Task brief: Search the listing below for the string "contrôle" and copy every line where it occurs.

# Start of Records provided

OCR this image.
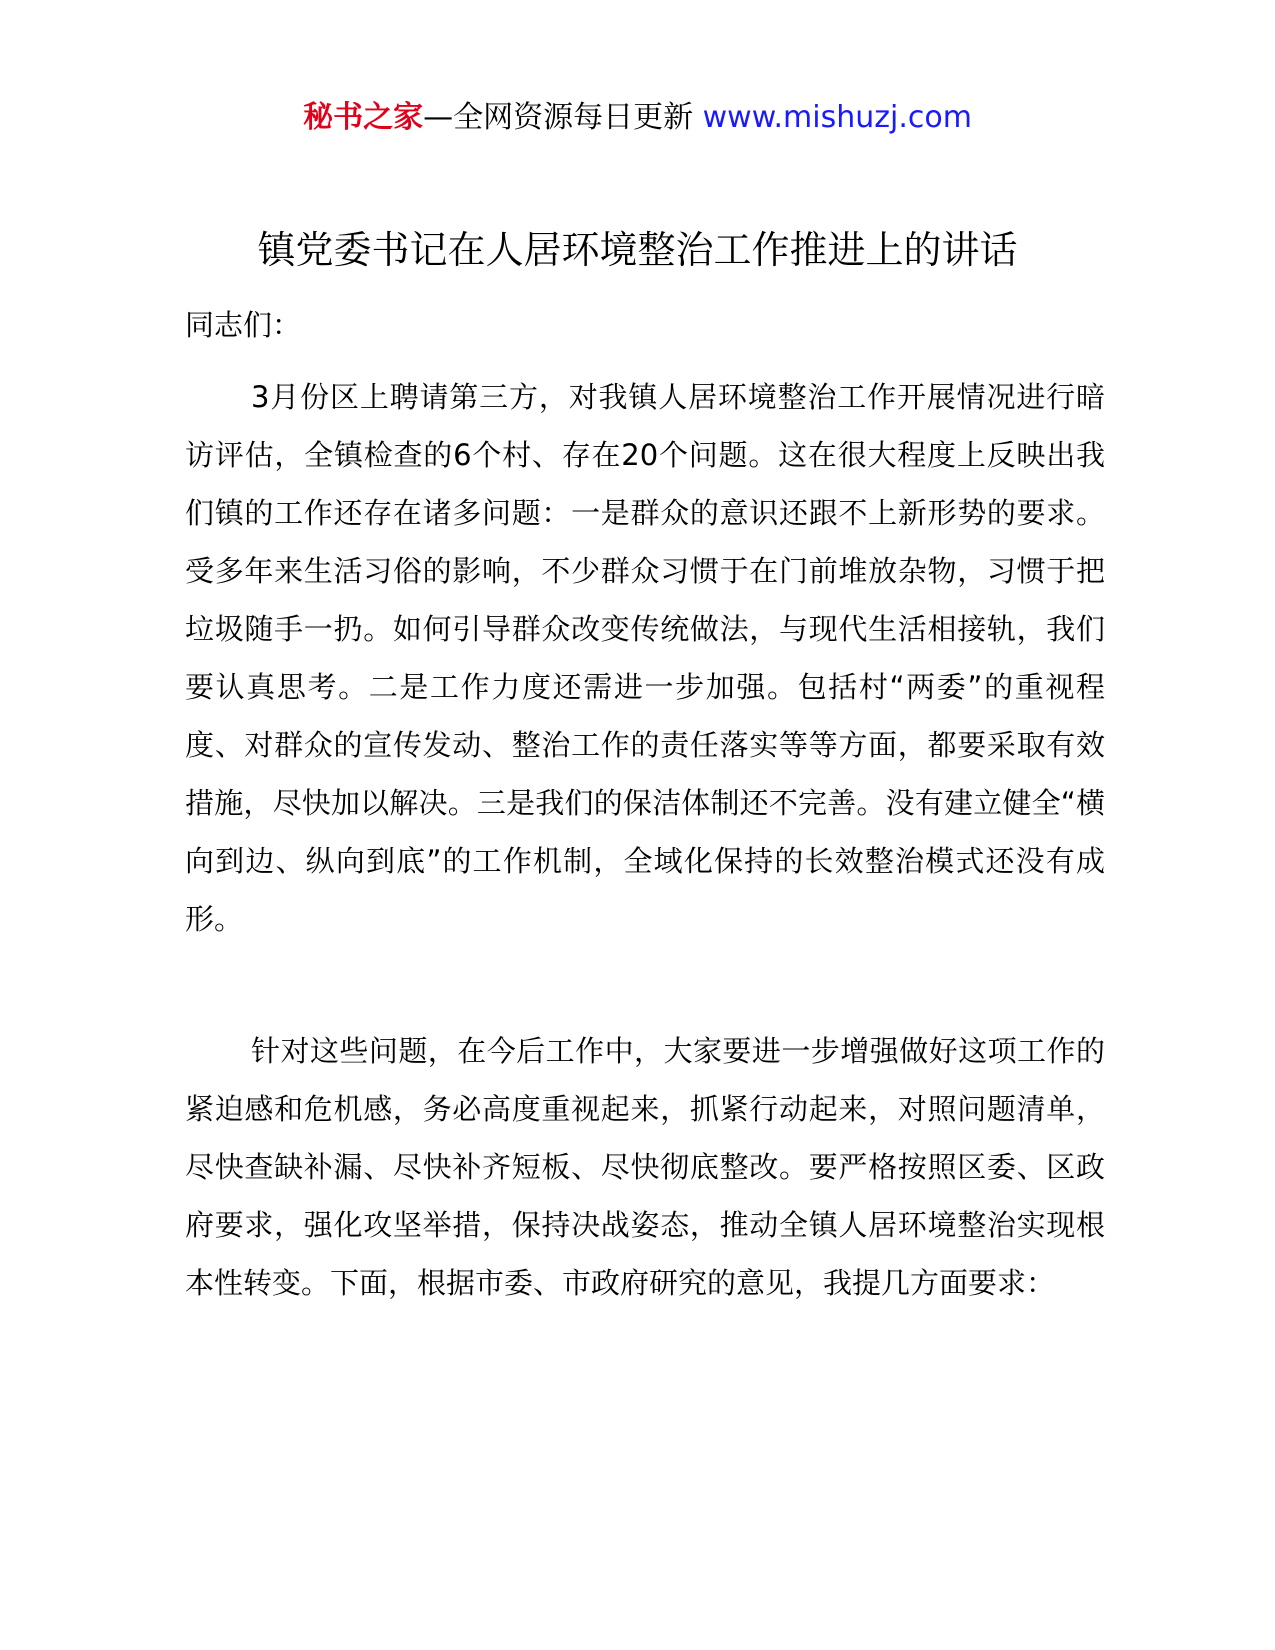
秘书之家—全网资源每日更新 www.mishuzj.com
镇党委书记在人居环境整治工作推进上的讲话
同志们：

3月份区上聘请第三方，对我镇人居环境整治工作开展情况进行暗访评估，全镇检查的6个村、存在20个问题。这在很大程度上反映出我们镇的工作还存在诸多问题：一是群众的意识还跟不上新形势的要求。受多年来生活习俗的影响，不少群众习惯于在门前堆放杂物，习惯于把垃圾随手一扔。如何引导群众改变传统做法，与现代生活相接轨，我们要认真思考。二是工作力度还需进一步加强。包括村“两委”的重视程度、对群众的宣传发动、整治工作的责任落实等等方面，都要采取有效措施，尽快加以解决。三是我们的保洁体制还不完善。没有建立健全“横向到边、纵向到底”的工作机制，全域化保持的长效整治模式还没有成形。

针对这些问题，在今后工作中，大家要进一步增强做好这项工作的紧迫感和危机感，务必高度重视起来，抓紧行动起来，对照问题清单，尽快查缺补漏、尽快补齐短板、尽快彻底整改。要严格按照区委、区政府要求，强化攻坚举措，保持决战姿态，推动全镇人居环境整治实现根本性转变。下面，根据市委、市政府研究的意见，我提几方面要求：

# End of Records provided
# Start of Records provided

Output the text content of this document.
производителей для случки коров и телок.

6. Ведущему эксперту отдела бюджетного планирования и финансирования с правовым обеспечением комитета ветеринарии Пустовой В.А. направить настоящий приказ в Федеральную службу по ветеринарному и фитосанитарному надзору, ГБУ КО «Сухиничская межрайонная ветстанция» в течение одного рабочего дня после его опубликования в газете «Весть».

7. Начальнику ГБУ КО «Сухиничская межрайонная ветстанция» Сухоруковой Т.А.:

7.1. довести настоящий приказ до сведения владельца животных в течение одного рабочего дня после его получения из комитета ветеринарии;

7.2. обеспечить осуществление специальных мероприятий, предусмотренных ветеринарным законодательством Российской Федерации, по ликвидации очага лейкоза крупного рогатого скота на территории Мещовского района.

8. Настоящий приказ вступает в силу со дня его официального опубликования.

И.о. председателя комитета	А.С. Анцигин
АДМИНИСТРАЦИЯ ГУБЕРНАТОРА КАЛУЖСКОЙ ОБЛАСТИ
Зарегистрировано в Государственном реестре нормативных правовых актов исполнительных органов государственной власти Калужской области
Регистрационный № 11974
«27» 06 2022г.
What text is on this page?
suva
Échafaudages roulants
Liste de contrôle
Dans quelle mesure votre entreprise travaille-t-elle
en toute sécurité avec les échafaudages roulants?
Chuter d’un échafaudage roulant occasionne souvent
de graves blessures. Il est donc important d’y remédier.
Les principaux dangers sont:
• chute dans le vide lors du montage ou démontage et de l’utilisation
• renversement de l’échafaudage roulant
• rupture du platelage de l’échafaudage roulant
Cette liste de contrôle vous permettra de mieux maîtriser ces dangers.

# End of Records provided

Answer:
Liste de contrôle
Cette liste de contrôle vous permettra de mieux maîtriser ces dangers.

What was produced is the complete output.